[Items from a dataset]
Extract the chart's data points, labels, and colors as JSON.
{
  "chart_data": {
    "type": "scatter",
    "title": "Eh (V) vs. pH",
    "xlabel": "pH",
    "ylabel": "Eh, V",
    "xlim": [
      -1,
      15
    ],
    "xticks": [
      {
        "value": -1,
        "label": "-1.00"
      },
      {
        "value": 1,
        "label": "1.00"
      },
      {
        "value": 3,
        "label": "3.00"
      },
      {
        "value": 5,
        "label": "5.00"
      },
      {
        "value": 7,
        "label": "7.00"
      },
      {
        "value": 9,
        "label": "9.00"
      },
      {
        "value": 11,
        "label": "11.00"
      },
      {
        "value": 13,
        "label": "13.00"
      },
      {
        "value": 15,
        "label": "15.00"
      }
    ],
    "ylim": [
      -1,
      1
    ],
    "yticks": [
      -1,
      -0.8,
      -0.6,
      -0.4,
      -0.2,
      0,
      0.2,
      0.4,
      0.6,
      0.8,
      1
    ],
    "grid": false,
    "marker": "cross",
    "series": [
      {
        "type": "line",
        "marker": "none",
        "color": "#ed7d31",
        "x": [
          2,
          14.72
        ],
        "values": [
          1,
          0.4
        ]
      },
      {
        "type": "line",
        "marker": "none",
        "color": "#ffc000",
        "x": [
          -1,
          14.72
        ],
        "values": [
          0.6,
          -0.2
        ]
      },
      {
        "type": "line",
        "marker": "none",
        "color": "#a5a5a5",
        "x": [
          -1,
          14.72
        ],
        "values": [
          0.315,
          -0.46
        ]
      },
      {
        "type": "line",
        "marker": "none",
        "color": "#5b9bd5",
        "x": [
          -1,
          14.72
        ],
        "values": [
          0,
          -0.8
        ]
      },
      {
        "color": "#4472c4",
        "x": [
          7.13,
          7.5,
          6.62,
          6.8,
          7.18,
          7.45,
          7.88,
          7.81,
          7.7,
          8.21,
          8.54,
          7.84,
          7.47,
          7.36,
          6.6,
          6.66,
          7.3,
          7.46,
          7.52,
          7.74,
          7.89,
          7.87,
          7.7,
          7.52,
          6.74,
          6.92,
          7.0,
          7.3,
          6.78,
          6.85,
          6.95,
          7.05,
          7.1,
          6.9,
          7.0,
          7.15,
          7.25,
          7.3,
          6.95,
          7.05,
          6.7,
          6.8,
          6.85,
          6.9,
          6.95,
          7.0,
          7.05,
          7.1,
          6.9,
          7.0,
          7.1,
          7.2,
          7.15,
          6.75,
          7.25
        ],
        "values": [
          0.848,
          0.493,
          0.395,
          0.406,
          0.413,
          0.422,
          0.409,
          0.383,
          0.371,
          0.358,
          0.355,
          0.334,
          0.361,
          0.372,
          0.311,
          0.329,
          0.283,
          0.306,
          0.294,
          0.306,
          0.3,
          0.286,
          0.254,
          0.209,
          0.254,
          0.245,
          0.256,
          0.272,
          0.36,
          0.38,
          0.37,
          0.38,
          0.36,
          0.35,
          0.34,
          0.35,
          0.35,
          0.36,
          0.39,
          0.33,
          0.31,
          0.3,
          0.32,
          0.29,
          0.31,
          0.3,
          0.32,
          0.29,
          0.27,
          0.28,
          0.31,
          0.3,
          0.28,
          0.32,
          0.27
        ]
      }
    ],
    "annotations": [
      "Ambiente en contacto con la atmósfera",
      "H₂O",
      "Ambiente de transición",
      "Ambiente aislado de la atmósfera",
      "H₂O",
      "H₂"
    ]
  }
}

Your task. Reproduce all of the records exactly.

Solution to this task.
Extract the chart's data points, labels, and colors as JSON.
{
  "chart_data": {
    "type": "scatter",
    "title": "Eh (V) vs. pH",
    "xlabel": "pH",
    "ylabel": "Eh, V",
    "xlim": [
      -1,
      15
    ],
    "xticks": [
      {
        "value": -1,
        "label": "-1.00"
      },
      {
        "value": 1,
        "label": "1.00"
      },
      {
        "value": 3,
        "label": "3.00"
      },
      {
        "value": 5,
        "label": "5.00"
      },
      {
        "value": 7,
        "label": "7.00"
      },
      {
        "value": 9,
        "label": "9.00"
      },
      {
        "value": 11,
        "label": "11.00"
      },
      {
        "value": 13,
        "label": "13.00"
      },
      {
        "value": 15,
        "label": "15.00"
      }
    ],
    "ylim": [
      -1,
      1
    ],
    "yticks": [
      -1,
      -0.8,
      -0.6,
      -0.4,
      -0.2,
      0,
      0.2,
      0.4,
      0.6,
      0.8,
      1
    ],
    "grid": false,
    "marker": "cross",
    "series": [
      {
        "type": "line",
        "marker": "none",
        "color": "#ed7d31",
        "x": [
          2,
          14.72
        ],
        "values": [
          1,
          0.4
        ]
      },
      {
        "type": "line",
        "marker": "none",
        "color": "#ffc000",
        "x": [
          -1,
          14.72
        ],
        "values": [
          0.6,
          -0.2
        ]
      },
      {
        "type": "line",
        "marker": "none",
        "color": "#a5a5a5",
        "x": [
          -1,
          14.72
        ],
        "values": [
          0.315,
          -0.46
        ]
      },
      {
        "type": "line",
        "marker": "none",
        "color": "#5b9bd5",
        "x": [
          -1,
          14.72
        ],
        "values": [
          0,
          -0.8
        ]
      },
      {
        "color": "#4472c4",
        "x": [
          7.13,
          7.5,
          6.62,
          6.8,
          7.18,
          7.45,
          7.88,
          7.81,
          7.7,
          8.21,
          8.54,
          7.84,
          7.47,
          7.36,
          6.6,
          6.66,
          7.3,
          7.46,
          7.52,
          7.74,
          7.89,
          7.87,
          7.7,
          7.52,
          6.74,
          6.92,
          7.0,
          7.3,
          6.78,
          6.85,
          6.95,
          7.05,
          7.1,
          6.9,
          7.0,
          7.15,
          7.25,
          7.3,
          6.95,
          7.05,
          6.7,
          6.8,
          6.85,
          6.9,
          6.95,
          7.0,
          7.05,
          7.1,
          6.9,
          7.0,
          7.1,
          7.2,
          7.15,
          6.75,
          7.25
        ],
        "values": [
          0.848,
          0.493,
          0.395,
          0.406,
          0.413,
          0.422,
          0.409,
          0.383,
          0.371,
          0.358,
          0.355,
          0.334,
          0.361,
          0.372,
          0.311,
          0.329,
          0.283,
          0.306,
          0.294,
          0.306,
          0.3,
          0.286,
          0.254,
          0.209,
          0.254,
          0.245,
          0.256,
          0.272,
          0.36,
          0.38,
          0.37,
          0.38,
          0.36,
          0.35,
          0.34,
          0.35,
          0.35,
          0.36,
          0.39,
          0.33,
          0.31,
          0.3,
          0.32,
          0.29,
          0.31,
          0.3,
          0.32,
          0.29,
          0.27,
          0.28,
          0.31,
          0.3,
          0.28,
          0.32,
          0.27
        ]
      }
    ],
    "annotations": [
      "Ambiente en contacto con la atmósfera",
      "H₂O",
      "Ambiente de transición",
      "Ambiente aislado de la atmósfera",
      "H₂O",
      "H₂"
    ]
  }
}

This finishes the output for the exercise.